* **Dataset records**:

# # # # #

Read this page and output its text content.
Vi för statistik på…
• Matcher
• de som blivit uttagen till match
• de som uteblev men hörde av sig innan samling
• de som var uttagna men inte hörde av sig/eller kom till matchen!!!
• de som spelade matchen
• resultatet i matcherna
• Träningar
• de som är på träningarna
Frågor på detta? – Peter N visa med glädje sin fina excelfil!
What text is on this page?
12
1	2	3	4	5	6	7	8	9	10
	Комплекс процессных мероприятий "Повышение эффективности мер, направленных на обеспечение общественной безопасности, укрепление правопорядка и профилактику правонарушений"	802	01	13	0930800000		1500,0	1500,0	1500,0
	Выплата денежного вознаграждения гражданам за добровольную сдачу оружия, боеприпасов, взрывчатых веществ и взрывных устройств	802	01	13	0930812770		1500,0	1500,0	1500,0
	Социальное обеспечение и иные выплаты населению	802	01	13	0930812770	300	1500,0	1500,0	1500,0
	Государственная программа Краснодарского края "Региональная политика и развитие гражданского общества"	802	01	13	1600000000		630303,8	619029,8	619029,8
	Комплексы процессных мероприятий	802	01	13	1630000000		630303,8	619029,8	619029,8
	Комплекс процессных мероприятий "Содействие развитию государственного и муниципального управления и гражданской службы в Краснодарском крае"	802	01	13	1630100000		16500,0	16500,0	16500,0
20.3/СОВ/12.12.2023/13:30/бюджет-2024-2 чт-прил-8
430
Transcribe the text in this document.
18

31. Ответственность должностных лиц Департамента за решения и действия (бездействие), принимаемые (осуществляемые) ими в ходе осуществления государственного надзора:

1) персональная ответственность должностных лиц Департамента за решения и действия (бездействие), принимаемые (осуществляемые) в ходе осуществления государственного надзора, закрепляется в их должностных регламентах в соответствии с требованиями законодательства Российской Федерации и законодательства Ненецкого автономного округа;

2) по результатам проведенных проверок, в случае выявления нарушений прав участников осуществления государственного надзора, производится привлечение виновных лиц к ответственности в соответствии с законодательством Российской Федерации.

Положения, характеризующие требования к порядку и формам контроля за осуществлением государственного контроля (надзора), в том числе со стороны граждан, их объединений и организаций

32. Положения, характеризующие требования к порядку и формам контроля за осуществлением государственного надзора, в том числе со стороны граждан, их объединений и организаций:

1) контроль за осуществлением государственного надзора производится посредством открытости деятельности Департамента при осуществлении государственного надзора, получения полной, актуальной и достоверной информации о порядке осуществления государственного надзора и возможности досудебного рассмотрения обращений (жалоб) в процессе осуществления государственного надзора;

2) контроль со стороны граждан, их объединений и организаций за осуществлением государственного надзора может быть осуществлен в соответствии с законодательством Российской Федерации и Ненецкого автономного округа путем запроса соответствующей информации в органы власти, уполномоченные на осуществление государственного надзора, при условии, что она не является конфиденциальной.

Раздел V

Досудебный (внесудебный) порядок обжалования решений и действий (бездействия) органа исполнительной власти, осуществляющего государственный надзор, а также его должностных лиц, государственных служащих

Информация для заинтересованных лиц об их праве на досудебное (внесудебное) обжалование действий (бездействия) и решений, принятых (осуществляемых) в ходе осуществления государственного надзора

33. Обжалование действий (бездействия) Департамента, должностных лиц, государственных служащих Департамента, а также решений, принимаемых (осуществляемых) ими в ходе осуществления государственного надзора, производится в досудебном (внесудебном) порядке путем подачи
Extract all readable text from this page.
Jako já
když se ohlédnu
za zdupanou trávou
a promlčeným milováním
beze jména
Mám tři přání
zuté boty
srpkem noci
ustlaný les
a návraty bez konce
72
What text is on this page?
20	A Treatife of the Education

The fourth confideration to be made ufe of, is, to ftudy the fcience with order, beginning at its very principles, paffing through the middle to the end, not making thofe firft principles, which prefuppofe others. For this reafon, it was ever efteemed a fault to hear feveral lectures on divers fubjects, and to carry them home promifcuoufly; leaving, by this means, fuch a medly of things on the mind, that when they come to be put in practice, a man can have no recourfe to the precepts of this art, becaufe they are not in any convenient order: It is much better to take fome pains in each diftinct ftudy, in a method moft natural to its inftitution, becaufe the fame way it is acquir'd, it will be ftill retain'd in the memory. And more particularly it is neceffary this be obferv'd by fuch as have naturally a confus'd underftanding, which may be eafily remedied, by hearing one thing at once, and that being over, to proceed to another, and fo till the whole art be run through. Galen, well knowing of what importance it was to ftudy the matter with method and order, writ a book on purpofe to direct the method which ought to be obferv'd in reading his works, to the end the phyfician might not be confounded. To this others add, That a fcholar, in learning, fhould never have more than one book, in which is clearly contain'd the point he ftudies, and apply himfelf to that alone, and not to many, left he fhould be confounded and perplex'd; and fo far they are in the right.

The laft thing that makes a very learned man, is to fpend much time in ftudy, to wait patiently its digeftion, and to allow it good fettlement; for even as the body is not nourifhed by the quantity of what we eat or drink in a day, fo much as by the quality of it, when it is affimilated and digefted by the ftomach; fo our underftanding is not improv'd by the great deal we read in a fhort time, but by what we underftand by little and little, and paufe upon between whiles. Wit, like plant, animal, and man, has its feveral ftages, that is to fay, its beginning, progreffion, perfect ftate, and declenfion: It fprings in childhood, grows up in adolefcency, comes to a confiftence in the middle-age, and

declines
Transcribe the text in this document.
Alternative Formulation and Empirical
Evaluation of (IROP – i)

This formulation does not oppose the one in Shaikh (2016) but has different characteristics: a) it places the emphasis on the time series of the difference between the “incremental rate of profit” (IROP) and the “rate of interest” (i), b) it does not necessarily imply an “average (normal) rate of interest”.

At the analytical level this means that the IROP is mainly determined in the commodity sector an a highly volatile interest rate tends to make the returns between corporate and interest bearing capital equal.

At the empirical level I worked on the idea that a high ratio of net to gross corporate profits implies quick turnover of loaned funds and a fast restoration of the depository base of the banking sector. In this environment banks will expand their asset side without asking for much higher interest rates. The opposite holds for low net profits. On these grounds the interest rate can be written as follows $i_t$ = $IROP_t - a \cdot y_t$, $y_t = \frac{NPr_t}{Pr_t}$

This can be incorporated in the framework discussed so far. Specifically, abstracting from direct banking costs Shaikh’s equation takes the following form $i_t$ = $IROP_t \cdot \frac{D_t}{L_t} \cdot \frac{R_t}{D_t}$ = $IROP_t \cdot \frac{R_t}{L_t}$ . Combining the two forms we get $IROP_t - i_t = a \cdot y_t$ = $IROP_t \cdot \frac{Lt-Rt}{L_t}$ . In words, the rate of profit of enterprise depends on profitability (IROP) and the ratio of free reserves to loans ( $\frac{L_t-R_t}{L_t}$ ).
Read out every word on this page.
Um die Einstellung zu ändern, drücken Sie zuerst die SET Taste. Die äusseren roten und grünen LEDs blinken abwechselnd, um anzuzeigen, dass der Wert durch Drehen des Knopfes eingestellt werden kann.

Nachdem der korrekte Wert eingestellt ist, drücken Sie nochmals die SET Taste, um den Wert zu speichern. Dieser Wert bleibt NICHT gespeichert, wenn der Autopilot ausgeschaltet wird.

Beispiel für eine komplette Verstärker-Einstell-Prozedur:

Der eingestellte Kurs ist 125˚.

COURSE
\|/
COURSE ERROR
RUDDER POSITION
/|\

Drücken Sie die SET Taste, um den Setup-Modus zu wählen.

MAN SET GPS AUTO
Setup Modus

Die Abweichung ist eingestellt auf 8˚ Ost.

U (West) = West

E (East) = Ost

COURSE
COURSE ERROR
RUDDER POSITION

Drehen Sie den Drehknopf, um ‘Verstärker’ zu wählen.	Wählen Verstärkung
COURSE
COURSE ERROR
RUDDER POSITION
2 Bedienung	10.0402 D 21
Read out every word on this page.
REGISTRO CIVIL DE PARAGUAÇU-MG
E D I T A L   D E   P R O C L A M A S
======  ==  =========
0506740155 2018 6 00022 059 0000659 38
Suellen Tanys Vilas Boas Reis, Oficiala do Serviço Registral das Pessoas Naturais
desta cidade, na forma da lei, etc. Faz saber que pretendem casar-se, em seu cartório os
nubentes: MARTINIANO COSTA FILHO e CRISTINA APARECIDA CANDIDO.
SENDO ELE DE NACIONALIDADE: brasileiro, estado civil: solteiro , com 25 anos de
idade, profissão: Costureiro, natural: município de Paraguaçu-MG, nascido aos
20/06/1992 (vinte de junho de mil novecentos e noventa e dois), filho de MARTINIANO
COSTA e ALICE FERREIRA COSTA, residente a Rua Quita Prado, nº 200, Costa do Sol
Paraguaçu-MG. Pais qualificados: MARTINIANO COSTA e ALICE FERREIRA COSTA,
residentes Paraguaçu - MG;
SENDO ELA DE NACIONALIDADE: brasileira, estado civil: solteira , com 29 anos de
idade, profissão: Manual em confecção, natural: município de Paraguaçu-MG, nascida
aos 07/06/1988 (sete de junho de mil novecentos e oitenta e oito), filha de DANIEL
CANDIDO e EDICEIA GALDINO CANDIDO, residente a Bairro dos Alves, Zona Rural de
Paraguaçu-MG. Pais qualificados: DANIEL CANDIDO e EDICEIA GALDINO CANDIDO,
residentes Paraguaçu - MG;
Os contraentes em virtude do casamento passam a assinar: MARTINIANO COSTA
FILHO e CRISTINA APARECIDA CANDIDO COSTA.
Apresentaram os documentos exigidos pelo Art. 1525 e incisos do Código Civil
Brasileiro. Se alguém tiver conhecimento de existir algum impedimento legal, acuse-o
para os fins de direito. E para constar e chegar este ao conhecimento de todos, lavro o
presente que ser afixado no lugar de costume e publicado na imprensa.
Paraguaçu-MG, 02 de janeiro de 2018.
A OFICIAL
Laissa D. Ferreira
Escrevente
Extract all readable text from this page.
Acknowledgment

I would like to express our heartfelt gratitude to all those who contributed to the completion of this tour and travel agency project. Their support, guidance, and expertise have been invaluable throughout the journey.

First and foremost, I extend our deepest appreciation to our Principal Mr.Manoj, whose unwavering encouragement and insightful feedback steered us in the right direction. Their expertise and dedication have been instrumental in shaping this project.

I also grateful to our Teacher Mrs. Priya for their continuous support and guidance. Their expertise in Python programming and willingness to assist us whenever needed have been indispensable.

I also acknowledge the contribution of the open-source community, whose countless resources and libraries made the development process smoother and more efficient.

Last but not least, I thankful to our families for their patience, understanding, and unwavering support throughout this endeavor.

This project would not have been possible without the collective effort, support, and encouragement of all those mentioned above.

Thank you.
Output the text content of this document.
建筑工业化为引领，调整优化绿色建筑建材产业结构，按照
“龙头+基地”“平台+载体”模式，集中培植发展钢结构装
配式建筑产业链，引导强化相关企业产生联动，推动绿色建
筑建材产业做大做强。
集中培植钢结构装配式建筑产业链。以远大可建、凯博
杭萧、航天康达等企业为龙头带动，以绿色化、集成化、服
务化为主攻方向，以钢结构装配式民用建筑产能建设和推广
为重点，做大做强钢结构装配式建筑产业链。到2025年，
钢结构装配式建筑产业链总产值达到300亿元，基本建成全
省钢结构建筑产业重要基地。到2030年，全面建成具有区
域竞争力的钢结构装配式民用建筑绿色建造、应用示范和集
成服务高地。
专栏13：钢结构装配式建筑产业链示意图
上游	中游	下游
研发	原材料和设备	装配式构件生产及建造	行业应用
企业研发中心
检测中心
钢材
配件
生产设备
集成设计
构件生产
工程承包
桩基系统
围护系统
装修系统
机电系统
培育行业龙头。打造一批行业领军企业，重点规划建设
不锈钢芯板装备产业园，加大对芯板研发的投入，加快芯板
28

# # # # #

* **What to work on**: Output the line that contains "Output the text content of this document.", followed by every later line in the listing, with no line omitted and none added.

* **Task solution**:
Output the text content of this document.
建筑工业化为引领，调整优化绿色建筑建材产业结构，按照
“龙头+基地”“平台+载体”模式，集中培植发展钢结构装
配式建筑产业链，引导强化相关企业产生联动，推动绿色建
筑建材产业做大做强。
集中培植钢结构装配式建筑产业链。以远大可建、凯博
杭萧、航天康达等企业为龙头带动，以绿色化、集成化、服
务化为主攻方向，以钢结构装配式民用建筑产能建设和推广
为重点，做大做强钢结构装配式建筑产业链。到2025年，
钢结构装配式建筑产业链总产值达到300亿元，基本建成全
省钢结构建筑产业重要基地。到2030年，全面建成具有区
域竞争力的钢结构装配式民用建筑绿色建造、应用示范和集
成服务高地。
专栏13：钢结构装配式建筑产业链示意图
上游	中游	下游
研发	原材料和设备	装配式构件生产及建造	行业应用
企业研发中心
检测中心
钢材
配件
生产设备
集成设计
构件生产
工程承包
桩基系统
围护系统
装修系统
机电系统
培育行业龙头。打造一批行业领军企业，重点规划建设
不锈钢芯板装备产业园，加大对芯板研发的投入，加快芯板
28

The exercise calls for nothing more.